JOB
Do not copy the pictures; transcribe all other material exactly.
'''
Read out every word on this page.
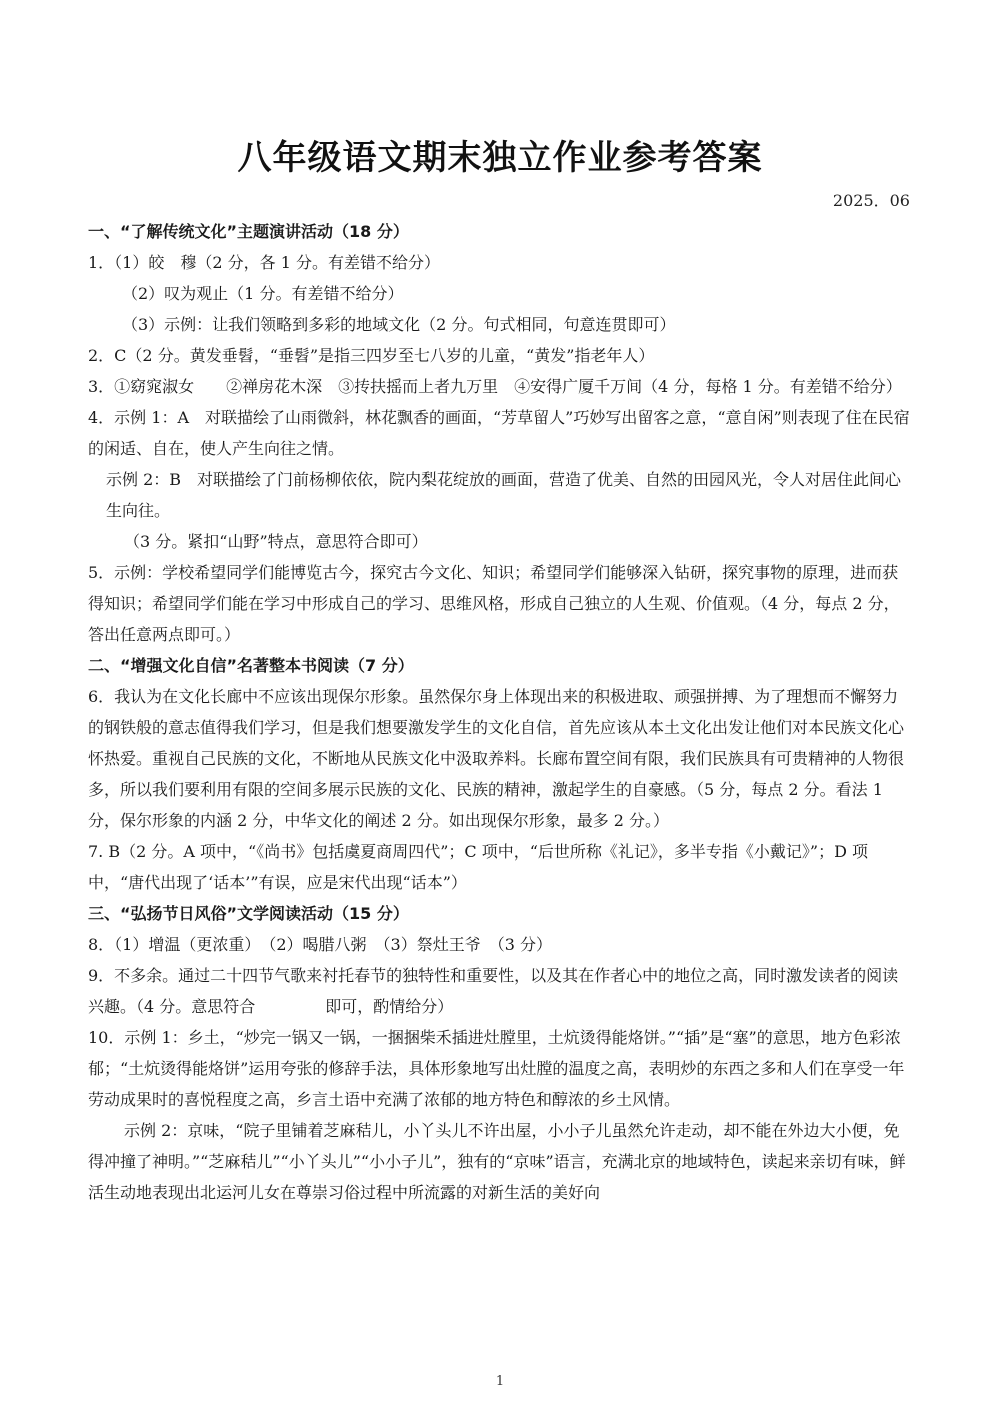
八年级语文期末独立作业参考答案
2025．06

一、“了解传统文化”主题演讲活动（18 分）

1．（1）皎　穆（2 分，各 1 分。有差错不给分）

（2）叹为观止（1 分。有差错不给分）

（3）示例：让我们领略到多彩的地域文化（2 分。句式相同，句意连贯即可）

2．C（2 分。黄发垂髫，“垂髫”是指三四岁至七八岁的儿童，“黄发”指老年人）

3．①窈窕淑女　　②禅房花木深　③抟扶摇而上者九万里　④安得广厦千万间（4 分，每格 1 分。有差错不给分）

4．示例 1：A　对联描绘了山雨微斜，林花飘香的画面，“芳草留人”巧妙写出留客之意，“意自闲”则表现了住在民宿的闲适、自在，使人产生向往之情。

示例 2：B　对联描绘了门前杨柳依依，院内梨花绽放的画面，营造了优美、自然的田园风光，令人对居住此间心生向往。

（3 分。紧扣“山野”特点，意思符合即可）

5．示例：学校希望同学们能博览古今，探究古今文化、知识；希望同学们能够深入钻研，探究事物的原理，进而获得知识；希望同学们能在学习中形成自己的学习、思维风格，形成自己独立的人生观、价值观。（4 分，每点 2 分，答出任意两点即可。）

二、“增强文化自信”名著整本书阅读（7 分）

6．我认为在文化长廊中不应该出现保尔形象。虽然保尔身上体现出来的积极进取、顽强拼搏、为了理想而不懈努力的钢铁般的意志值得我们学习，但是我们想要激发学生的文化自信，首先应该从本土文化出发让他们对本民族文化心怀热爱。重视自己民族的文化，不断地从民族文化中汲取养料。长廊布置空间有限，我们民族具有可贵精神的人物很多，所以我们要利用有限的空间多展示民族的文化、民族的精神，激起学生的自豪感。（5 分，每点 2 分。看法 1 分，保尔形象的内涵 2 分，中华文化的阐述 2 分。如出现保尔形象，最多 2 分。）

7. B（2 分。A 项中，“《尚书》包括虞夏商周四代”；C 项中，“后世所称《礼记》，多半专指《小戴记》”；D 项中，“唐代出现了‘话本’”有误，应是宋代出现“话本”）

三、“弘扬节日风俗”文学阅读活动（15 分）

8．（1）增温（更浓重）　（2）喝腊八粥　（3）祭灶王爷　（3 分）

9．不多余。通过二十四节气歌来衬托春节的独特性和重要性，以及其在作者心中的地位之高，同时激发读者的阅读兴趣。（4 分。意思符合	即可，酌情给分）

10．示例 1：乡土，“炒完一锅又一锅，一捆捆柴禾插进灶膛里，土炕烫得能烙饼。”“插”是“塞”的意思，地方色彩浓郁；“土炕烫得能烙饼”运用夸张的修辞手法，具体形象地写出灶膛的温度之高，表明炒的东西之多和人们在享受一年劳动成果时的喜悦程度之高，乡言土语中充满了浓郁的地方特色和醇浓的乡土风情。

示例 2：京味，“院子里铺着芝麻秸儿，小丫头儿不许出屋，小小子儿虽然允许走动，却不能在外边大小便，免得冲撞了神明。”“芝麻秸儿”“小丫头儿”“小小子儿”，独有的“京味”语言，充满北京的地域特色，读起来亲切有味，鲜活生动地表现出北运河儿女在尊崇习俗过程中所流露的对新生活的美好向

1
'''
ANSWER TO THIS TASK
Read out every word on this page.
八年级语文期末独立作业参考答案
2025．06

一、“了解传统文化”主题演讲活动（18 分）

1．（1）皎　穆（2 分，各 1 分。有差错不给分）

（2）叹为观止（1 分。有差错不给分）

（3）示例：让我们领略到多彩的地域文化（2 分。句式相同，句意连贯即可）

2．C（2 分。黄发垂髫，“垂髫”是指三四岁至七八岁的儿童，“黄发”指老年人）

3．①窈窕淑女　　②禅房花木深　③抟扶摇而上者九万里　④安得广厦千万间（4 分，每格 1 分。有差错不给分）

4．示例 1：A　对联描绘了山雨微斜，林花飘香的画面，“芳草留人”巧妙写出留客之意，“意自闲”则表现了住在民宿的闲适、自在，使人产生向往之情。

示例 2：B　对联描绘了门前杨柳依依，院内梨花绽放的画面，营造了优美、自然的田园风光，令人对居住此间心生向往。

（3 分。紧扣“山野”特点，意思符合即可）

5．示例：学校希望同学们能博览古今，探究古今文化、知识；希望同学们能够深入钻研，探究事物的原理，进而获得知识；希望同学们能在学习中形成自己的学习、思维风格，形成自己独立的人生观、价值观。（4 分，每点 2 分，答出任意两点即可。）

二、“增强文化自信”名著整本书阅读（7 分）

6．我认为在文化长廊中不应该出现保尔形象。虽然保尔身上体现出来的积极进取、顽强拼搏、为了理想而不懈努力的钢铁般的意志值得我们学习，但是我们想要激发学生的文化自信，首先应该从本土文化出发让他们对本民族文化心怀热爱。重视自己民族的文化，不断地从民族文化中汲取养料。长廊布置空间有限，我们民族具有可贵精神的人物很多，所以我们要利用有限的空间多展示民族的文化、民族的精神，激起学生的自豪感。（5 分，每点 2 分。看法 1 分，保尔形象的内涵 2 分，中华文化的阐述 2 分。如出现保尔形象，最多 2 分。）

7. B（2 分。A 项中，“《尚书》包括虞夏商周四代”；C 项中，“后世所称《礼记》，多半专指《小戴记》”；D 项中，“唐代出现了‘话本’”有误，应是宋代出现“话本”）

三、“弘扬节日风俗”文学阅读活动（15 分）

8．（1）增温（更浓重）　（2）喝腊八粥　（3）祭灶王爷　（3 分）

9．不多余。通过二十四节气歌来衬托春节的独特性和重要性，以及其在作者心中的地位之高，同时激发读者的阅读兴趣。（4 分。意思符合	即可，酌情给分）

10．示例 1：乡土，“炒完一锅又一锅，一捆捆柴禾插进灶膛里，土炕烫得能烙饼。”“插”是“塞”的意思，地方色彩浓郁；“土炕烫得能烙饼”运用夸张的修辞手法，具体形象地写出灶膛的温度之高，表明炒的东西之多和人们在享受一年劳动成果时的喜悦程度之高，乡言土语中充满了浓郁的地方特色和醇浓的乡土风情。

示例 2：京味，“院子里铺着芝麻秸儿，小丫头儿不许出屋，小小子儿虽然允许走动，却不能在外边大小便，免得冲撞了神明。”“芝麻秸儿”“小丫头儿”“小小子儿”，独有的“京味”语言，充满北京的地域特色，读起来亲切有味，鲜活生动地表现出北运河儿女在尊崇习俗过程中所流露的对新生活的美好向

1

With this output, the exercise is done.